Repeat the listing in full. Nothing may be added or left out.

━━━━━━━━━━━━━━━━

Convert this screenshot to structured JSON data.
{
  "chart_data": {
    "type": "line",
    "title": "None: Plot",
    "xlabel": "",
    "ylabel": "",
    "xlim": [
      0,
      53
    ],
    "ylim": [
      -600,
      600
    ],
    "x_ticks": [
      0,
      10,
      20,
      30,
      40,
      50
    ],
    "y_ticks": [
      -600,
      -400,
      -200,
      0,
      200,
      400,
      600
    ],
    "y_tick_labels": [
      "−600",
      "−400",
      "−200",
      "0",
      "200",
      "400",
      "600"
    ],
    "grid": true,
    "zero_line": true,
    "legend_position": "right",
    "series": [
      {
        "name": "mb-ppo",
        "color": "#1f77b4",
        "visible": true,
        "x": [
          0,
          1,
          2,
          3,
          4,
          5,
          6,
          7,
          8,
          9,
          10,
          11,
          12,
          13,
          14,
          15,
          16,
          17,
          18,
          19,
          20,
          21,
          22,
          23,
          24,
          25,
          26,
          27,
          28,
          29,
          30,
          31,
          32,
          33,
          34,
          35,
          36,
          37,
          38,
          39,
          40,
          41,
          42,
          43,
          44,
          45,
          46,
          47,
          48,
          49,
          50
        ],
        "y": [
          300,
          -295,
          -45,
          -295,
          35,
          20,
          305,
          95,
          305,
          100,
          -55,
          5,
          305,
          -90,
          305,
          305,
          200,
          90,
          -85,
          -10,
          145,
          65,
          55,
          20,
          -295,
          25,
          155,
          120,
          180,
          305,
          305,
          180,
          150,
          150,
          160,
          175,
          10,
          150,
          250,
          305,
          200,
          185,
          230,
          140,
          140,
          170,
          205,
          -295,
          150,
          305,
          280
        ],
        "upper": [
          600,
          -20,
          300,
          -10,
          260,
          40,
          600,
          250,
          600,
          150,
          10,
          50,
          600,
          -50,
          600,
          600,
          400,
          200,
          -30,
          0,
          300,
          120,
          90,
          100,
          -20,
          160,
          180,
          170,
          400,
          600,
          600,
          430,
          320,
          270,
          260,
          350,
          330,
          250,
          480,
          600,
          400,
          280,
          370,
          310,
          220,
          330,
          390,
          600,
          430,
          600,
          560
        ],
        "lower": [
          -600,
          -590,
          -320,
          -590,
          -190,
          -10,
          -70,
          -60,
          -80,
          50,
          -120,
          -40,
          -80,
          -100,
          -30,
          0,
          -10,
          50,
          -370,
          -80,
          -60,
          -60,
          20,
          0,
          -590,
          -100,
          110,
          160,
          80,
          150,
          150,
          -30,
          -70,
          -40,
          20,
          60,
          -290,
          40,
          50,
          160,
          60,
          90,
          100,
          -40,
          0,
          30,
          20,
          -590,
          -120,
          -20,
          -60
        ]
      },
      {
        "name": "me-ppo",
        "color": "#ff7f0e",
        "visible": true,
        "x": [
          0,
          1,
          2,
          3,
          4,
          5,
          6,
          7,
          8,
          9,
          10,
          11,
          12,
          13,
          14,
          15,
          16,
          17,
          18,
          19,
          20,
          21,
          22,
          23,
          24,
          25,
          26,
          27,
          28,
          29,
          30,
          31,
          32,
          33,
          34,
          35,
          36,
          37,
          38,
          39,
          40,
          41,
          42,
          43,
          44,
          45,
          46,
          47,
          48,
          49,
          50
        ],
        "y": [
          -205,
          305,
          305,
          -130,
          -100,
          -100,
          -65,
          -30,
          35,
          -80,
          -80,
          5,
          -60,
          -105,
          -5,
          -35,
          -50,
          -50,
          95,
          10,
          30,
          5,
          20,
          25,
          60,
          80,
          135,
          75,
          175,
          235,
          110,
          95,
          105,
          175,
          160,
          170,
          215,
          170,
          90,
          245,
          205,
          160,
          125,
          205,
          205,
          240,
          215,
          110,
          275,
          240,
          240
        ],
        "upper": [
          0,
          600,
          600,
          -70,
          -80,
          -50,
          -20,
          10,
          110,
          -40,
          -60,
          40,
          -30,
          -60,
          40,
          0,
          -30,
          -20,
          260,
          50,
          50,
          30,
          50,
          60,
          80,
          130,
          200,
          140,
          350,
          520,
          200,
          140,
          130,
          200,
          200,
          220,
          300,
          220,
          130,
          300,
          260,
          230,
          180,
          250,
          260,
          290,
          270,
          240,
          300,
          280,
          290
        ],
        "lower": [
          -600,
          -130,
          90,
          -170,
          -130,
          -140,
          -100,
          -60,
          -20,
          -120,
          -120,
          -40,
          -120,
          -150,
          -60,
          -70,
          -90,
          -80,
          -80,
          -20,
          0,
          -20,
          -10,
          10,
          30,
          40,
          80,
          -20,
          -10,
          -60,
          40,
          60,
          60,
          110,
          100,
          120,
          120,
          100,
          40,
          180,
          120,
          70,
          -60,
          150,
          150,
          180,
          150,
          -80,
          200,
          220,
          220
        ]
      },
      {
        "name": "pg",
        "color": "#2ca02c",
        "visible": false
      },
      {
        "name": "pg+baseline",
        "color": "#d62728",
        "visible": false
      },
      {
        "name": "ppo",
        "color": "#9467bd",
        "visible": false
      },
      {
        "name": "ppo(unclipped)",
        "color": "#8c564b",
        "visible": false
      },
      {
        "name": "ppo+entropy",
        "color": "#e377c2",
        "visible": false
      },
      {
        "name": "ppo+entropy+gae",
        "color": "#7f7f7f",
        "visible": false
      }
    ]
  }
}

━━━━━━━━━━━━━━━━

* **Task response**:
Convert this screenshot to structured JSON data.
{
  "chart_data": {
    "type": "line",
    "title": "None: Plot",
    "xlabel": "",
    "ylabel": "",
    "xlim": [
      0,
      53
    ],
    "ylim": [
      -600,
      600
    ],
    "x_ticks": [
      0,
      10,
      20,
      30,
      40,
      50
    ],
    "y_ticks": [
      -600,
      -400,
      -200,
      0,
      200,
      400,
      600
    ],
    "y_tick_labels": [
      "−600",
      "−400",
      "−200",
      "0",
      "200",
      "400",
      "600"
    ],
    "grid": true,
    "zero_line": true,
    "legend_position": "right",
    "series": [
      {
        "name": "mb-ppo",
        "color": "#1f77b4",
        "visible": true,
        "x": [
          0,
          1,
          2,
          3,
          4,
          5,
          6,
          7,
          8,
          9,
          10,
          11,
          12,
          13,
          14,
          15,
          16,
          17,
          18,
          19,
          20,
          21,
          22,
          23,
          24,
          25,
          26,
          27,
          28,
          29,
          30,
          31,
          32,
          33,
          34,
          35,
          36,
          37,
          38,
          39,
          40,
          41,
          42,
          43,
          44,
          45,
          46,
          47,
          48,
          49,
          50
        ],
        "y": [
          300,
          -295,
          -45,
          -295,
          35,
          20,
          305,
          95,
          305,
          100,
          -55,
          5,
          305,
          -90,
          305,
          305,
          200,
          90,
          -85,
          -10,
          145,
          65,
          55,
          20,
          -295,
          25,
          155,
          120,
          180,
          305,
          305,
          180,
          150,
          150,
          160,
          175,
          10,
          150,
          250,
          305,
          200,
          185,
          230,
          140,
          140,
          170,
          205,
          -295,
          150,
          305,
          280
        ],
        "upper": [
          600,
          -20,
          300,
          -10,
          260,
          40,
          600,
          250,
          600,
          150,
          10,
          50,
          600,
          -50,
          600,
          600,
          400,
          200,
          -30,
          0,
          300,
          120,
          90,
          100,
          -20,
          160,
          180,
          170,
          400,
          600,
          600,
          430,
          320,
          270,
          260,
          350,
          330,
          250,
          480,
          600,
          400,
          280,
          370,
          310,
          220,
          330,
          390,
          600,
          430,
          600,
          560
        ],
        "lower": [
          -600,
          -590,
          -320,
          -590,
          -190,
          -10,
          -70,
          -60,
          -80,
          50,
          -120,
          -40,
          -80,
          -100,
          -30,
          0,
          -10,
          50,
          -370,
          -80,
          -60,
          -60,
          20,
          0,
          -590,
          -100,
          110,
          160,
          80,
          150,
          150,
          -30,
          -70,
          -40,
          20,
          60,
          -290,
          40,
          50,
          160,
          60,
          90,
          100,
          -40,
          0,
          30,
          20,
          -590,
          -120,
          -20,
          -60
        ]
      },
      {
        "name": "me-ppo",
        "color": "#ff7f0e",
        "visible": true,
        "x": [
          0,
          1,
          2,
          3,
          4,
          5,
          6,
          7,
          8,
          9,
          10,
          11,
          12,
          13,
          14,
          15,
          16,
          17,
          18,
          19,
          20,
          21,
          22,
          23,
          24,
          25,
          26,
          27,
          28,
          29,
          30,
          31,
          32,
          33,
          34,
          35,
          36,
          37,
          38,
          39,
          40,
          41,
          42,
          43,
          44,
          45,
          46,
          47,
          48,
          49,
          50
        ],
        "y": [
          -205,
          305,
          305,
          -130,
          -100,
          -100,
          -65,
          -30,
          35,
          -80,
          -80,
          5,
          -60,
          -105,
          -5,
          -35,
          -50,
          -50,
          95,
          10,
          30,
          5,
          20,
          25,
          60,
          80,
          135,
          75,
          175,
          235,
          110,
          95,
          105,
          175,
          160,
          170,
          215,
          170,
          90,
          245,
          205,
          160,
          125,
          205,
          205,
          240,
          215,
          110,
          275,
          240,
          240
        ],
        "upper": [
          0,
          600,
          600,
          -70,
          -80,
          -50,
          -20,
          10,
          110,
          -40,
          -60,
          40,
          -30,
          -60,
          40,
          0,
          -30,
          -20,
          260,
          50,
          50,
          30,
          50,
          60,
          80,
          130,
          200,
          140,
          350,
          520,
          200,
          140,
          130,
          200,
          200,
          220,
          300,
          220,
          130,
          300,
          260,
          230,
          180,
          250,
          260,
          290,
          270,
          240,
          300,
          280,
          290
        ],
        "lower": [
          -600,
          -130,
          90,
          -170,
          -130,
          -140,
          -100,
          -60,
          -20,
          -120,
          -120,
          -40,
          -120,
          -150,
          -60,
          -70,
          -90,
          -80,
          -80,
          -20,
          0,
          -20,
          -10,
          10,
          30,
          40,
          80,
          -20,
          -10,
          -60,
          40,
          60,
          60,
          110,
          100,
          120,
          120,
          100,
          40,
          180,
          120,
          70,
          -60,
          150,
          150,
          180,
          150,
          -80,
          200,
          220,
          220
        ]
      },
      {
        "name": "pg",
        "color": "#2ca02c",
        "visible": false
      },
      {
        "name": "pg+baseline",
        "color": "#d62728",
        "visible": false
      },
      {
        "name": "ppo",
        "color": "#9467bd",
        "visible": false
      },
      {
        "name": "ppo(unclipped)",
        "color": "#8c564b",
        "visible": false
      },
      {
        "name": "ppo+entropy",
        "color": "#e377c2",
        "visible": false
      },
      {
        "name": "ppo+entropy+gae",
        "color": "#7f7f7f",
        "visible": false
      }
    ]
  }
}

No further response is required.